• WHAT NEEDS TO BE DONE
Work out how many lines in the data hold the word "Comprobantes", and reply with that number only.

• Collected data entries
══════════

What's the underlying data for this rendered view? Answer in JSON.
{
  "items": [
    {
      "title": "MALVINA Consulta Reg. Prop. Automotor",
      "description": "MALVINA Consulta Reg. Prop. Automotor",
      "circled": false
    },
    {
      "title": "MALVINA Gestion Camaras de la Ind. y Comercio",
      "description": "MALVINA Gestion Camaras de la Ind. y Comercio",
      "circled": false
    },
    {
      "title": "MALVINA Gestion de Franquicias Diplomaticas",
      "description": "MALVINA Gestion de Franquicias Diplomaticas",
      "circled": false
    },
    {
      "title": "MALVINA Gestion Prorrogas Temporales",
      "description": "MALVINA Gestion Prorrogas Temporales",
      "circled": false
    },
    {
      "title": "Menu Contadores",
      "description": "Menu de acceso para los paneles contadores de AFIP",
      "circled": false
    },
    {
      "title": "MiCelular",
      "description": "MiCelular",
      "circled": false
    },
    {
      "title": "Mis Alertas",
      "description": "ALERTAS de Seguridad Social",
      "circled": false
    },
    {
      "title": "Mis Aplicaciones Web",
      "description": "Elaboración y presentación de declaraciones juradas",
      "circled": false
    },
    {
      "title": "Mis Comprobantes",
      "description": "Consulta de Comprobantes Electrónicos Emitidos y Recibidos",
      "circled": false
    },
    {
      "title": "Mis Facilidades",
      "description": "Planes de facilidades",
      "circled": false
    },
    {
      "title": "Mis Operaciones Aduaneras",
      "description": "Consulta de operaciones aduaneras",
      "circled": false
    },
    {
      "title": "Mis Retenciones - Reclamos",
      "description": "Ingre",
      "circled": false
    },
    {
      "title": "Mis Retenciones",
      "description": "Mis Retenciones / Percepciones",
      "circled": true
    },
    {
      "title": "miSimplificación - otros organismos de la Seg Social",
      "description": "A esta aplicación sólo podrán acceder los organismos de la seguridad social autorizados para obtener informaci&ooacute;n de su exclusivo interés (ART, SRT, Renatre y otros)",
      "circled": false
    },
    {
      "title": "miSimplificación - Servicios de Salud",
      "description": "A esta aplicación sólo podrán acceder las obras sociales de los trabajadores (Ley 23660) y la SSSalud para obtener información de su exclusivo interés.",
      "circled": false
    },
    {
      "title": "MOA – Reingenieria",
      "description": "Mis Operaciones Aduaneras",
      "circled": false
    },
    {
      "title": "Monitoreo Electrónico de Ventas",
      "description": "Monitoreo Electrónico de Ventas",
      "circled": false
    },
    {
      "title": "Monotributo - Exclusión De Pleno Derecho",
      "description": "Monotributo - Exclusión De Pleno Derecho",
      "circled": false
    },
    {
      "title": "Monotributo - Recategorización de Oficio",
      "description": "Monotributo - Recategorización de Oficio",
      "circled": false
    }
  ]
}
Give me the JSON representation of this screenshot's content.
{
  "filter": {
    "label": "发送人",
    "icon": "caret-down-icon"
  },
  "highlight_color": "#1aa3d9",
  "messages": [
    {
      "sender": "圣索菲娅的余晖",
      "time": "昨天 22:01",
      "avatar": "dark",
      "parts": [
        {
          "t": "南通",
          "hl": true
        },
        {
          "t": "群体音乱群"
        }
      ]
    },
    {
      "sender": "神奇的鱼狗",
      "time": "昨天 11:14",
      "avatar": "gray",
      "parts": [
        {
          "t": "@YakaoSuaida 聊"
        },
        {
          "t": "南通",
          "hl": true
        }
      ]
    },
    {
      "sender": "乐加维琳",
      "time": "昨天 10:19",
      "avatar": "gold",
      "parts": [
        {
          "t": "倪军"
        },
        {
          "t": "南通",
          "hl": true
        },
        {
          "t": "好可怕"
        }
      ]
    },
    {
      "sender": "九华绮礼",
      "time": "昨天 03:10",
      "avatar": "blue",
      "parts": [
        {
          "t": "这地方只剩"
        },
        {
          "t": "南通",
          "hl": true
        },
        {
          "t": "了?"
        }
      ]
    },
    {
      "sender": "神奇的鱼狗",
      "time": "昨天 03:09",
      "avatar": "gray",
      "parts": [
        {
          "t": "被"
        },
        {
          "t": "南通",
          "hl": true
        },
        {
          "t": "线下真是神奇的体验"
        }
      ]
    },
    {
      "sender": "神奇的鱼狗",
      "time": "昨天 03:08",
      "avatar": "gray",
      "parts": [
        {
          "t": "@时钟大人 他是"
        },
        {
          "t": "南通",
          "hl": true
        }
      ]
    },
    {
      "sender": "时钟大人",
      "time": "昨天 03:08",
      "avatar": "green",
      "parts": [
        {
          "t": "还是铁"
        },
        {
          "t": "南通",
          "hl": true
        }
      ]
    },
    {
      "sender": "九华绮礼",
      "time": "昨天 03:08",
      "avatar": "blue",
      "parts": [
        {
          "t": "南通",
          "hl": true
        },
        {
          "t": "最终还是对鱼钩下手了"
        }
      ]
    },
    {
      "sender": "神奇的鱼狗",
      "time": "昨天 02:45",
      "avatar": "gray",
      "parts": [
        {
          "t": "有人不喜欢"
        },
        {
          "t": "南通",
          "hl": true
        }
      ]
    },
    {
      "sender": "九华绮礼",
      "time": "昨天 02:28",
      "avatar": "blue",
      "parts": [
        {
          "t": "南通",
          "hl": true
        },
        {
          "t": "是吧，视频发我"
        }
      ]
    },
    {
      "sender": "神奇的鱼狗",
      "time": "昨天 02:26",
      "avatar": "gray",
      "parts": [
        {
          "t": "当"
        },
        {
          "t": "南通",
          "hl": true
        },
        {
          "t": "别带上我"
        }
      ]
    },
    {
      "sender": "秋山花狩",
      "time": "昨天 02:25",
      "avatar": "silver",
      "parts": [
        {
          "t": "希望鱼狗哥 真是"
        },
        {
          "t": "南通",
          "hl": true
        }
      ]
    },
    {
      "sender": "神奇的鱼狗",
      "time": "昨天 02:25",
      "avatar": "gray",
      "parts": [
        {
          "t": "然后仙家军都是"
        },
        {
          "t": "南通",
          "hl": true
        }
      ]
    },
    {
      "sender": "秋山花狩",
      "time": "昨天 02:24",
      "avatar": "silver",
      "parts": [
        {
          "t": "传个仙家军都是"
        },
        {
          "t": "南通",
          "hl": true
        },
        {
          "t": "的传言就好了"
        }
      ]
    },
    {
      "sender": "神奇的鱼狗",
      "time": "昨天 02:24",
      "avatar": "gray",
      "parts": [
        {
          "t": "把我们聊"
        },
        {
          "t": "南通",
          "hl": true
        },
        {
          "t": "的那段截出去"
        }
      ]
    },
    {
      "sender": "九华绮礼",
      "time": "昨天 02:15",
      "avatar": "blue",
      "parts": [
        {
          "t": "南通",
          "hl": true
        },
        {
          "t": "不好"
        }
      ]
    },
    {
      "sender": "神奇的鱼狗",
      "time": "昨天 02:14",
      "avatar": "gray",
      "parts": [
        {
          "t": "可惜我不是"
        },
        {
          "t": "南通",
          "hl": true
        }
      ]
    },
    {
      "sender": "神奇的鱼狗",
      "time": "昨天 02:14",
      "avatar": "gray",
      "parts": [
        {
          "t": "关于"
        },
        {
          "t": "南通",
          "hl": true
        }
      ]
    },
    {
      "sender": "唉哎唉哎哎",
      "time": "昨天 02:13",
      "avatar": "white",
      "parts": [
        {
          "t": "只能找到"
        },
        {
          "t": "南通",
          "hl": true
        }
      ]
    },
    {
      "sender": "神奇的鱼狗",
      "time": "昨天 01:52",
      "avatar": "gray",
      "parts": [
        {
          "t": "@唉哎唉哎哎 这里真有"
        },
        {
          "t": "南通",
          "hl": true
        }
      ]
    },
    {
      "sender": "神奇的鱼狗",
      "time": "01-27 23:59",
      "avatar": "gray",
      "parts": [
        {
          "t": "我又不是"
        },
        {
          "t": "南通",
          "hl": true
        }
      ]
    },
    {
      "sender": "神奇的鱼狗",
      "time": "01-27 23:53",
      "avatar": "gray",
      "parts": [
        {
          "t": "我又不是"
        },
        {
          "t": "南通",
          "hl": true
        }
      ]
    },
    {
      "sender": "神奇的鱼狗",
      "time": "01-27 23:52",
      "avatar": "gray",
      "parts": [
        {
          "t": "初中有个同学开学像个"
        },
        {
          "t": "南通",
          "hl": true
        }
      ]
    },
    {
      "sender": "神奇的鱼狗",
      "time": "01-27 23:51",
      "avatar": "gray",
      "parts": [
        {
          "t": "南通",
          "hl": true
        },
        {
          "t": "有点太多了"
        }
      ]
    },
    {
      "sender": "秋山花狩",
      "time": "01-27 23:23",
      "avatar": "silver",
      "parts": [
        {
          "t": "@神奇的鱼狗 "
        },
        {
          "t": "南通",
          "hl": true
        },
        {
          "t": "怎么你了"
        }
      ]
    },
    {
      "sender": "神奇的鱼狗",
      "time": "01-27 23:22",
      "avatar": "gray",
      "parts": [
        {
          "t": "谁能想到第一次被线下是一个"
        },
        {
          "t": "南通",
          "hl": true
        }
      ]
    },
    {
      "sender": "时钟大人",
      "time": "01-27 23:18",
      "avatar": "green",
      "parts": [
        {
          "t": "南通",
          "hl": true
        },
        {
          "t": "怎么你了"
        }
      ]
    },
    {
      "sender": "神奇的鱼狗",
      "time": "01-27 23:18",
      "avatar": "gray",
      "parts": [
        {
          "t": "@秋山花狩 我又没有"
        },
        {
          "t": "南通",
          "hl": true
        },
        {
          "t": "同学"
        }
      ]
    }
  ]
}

══════════

• SOLUTION BELOW
2